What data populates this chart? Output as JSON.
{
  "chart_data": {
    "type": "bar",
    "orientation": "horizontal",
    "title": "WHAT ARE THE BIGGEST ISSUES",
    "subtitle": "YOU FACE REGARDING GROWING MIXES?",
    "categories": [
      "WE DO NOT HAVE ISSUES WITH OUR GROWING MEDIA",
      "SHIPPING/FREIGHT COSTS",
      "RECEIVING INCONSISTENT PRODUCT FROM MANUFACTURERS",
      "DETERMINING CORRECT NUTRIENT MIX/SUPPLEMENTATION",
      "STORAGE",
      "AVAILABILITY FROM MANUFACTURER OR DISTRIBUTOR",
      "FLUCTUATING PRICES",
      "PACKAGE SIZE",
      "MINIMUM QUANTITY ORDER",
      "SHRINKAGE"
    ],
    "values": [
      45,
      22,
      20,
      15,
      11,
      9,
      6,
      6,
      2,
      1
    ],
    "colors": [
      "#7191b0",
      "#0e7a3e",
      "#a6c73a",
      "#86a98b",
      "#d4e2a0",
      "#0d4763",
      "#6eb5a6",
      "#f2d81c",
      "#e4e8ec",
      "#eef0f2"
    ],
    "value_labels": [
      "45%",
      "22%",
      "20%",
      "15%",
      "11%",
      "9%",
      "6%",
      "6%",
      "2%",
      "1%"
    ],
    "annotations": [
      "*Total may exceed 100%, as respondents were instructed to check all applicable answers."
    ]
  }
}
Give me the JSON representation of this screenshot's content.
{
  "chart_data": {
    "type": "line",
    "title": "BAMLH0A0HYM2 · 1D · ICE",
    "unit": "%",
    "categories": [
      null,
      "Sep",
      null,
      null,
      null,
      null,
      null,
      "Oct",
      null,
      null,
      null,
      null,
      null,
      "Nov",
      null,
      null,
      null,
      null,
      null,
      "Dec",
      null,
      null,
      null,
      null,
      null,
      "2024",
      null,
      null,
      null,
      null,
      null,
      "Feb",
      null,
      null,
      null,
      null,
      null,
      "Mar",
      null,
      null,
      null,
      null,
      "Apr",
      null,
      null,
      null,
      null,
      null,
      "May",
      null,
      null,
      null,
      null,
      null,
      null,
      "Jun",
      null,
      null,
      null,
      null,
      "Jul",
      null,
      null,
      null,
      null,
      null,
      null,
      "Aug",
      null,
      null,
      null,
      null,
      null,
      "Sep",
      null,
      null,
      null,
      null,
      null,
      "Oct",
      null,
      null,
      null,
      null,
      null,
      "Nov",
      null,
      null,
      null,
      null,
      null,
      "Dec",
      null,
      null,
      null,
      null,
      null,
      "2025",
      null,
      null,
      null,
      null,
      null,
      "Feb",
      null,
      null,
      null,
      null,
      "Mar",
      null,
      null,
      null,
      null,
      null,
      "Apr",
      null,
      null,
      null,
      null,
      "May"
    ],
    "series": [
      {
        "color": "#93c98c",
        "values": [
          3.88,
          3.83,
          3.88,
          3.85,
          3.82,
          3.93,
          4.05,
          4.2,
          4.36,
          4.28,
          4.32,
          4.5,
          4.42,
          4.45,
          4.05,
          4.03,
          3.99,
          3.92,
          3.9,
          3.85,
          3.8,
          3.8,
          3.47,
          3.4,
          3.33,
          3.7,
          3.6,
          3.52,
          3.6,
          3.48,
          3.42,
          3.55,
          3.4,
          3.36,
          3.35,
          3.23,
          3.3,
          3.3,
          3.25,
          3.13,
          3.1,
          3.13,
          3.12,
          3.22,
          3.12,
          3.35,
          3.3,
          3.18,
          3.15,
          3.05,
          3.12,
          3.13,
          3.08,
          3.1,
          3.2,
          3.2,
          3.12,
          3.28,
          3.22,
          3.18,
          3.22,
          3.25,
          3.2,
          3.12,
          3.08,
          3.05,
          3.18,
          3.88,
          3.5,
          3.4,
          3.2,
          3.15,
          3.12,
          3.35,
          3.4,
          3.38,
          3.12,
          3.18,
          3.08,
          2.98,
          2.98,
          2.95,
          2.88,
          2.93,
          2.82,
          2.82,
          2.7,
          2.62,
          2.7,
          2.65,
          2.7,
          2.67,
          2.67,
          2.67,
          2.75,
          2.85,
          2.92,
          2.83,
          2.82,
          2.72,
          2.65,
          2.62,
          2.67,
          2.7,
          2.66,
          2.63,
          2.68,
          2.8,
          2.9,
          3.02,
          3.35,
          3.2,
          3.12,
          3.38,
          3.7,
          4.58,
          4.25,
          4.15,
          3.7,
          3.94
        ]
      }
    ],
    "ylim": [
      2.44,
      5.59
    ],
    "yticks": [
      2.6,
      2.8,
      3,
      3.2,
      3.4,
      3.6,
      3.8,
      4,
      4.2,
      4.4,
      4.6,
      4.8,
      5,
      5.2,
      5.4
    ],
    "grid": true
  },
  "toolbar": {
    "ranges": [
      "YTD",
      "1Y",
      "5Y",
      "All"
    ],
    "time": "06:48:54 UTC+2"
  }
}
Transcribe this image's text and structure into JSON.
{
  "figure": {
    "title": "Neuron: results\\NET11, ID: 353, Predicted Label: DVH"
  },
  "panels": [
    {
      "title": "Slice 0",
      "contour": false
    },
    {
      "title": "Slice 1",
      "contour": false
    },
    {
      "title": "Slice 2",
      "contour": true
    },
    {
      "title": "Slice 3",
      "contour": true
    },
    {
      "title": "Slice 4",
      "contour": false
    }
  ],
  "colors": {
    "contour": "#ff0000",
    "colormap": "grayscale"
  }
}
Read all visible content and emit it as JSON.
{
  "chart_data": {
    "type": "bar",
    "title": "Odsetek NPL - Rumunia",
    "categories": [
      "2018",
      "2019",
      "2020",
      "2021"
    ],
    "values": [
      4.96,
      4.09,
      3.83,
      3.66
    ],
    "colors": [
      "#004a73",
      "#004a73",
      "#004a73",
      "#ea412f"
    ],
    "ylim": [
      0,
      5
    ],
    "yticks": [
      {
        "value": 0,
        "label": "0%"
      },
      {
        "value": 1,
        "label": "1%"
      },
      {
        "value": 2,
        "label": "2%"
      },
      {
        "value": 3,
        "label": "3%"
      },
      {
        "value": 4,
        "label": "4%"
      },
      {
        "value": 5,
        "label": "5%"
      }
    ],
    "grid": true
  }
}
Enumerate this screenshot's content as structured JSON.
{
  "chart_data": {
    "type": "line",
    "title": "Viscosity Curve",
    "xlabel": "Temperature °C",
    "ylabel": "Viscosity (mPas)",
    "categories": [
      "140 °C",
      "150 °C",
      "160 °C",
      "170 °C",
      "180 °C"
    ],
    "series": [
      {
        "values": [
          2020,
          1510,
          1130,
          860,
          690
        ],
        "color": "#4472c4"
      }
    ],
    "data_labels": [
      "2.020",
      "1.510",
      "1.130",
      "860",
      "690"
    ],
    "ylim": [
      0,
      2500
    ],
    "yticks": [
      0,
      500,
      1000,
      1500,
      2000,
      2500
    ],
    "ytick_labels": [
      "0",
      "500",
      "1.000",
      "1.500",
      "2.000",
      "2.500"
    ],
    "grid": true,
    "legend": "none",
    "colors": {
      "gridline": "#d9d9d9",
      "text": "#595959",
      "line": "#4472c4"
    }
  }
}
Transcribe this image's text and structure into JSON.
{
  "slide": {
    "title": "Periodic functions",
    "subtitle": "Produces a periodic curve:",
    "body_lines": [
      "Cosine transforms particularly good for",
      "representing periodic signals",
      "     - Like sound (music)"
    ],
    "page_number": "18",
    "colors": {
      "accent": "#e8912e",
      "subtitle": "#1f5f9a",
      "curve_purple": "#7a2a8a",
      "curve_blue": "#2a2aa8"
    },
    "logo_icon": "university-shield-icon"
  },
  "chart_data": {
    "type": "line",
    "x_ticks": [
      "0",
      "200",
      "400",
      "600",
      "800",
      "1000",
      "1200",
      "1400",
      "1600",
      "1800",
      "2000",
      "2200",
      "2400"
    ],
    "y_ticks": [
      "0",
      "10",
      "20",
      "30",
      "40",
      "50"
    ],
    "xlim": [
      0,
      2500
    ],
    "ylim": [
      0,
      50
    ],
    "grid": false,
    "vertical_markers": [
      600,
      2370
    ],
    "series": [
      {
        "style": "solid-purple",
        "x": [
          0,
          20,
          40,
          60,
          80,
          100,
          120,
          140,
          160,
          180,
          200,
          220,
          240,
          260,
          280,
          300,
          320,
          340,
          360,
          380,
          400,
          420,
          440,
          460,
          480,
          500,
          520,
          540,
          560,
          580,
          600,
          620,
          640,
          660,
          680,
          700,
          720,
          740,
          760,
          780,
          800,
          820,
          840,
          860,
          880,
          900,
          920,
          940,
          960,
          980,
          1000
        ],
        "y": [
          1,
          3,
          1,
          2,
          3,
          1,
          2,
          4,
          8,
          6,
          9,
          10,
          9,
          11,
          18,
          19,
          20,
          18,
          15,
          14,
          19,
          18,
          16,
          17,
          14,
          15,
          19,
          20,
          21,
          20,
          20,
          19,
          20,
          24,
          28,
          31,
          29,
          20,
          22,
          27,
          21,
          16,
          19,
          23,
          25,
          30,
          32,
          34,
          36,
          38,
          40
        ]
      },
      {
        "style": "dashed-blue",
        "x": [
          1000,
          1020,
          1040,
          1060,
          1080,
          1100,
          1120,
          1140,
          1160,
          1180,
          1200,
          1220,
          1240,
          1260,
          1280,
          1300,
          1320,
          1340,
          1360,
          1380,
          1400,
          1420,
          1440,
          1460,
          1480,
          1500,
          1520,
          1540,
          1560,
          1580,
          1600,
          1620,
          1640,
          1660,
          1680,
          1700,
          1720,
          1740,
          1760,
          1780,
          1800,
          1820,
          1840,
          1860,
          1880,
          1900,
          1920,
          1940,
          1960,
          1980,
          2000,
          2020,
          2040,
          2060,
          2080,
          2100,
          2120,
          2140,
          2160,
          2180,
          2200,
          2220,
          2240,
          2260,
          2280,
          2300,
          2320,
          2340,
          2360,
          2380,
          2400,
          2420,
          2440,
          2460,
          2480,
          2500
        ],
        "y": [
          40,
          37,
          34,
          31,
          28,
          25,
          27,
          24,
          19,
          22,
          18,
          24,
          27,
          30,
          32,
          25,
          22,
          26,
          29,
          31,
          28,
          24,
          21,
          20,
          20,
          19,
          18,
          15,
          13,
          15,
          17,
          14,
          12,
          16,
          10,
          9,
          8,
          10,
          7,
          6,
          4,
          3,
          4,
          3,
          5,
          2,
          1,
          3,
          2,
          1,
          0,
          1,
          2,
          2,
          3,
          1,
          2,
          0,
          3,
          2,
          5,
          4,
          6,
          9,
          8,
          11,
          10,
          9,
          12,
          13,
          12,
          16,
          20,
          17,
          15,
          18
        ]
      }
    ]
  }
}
▬▬▬▬▬▬
Short exercise:
Pick out all the lines with the word "style" in them and copy them.

Solution to the problem:
        "style": "solid-purple",
        "style": "dashed-blue",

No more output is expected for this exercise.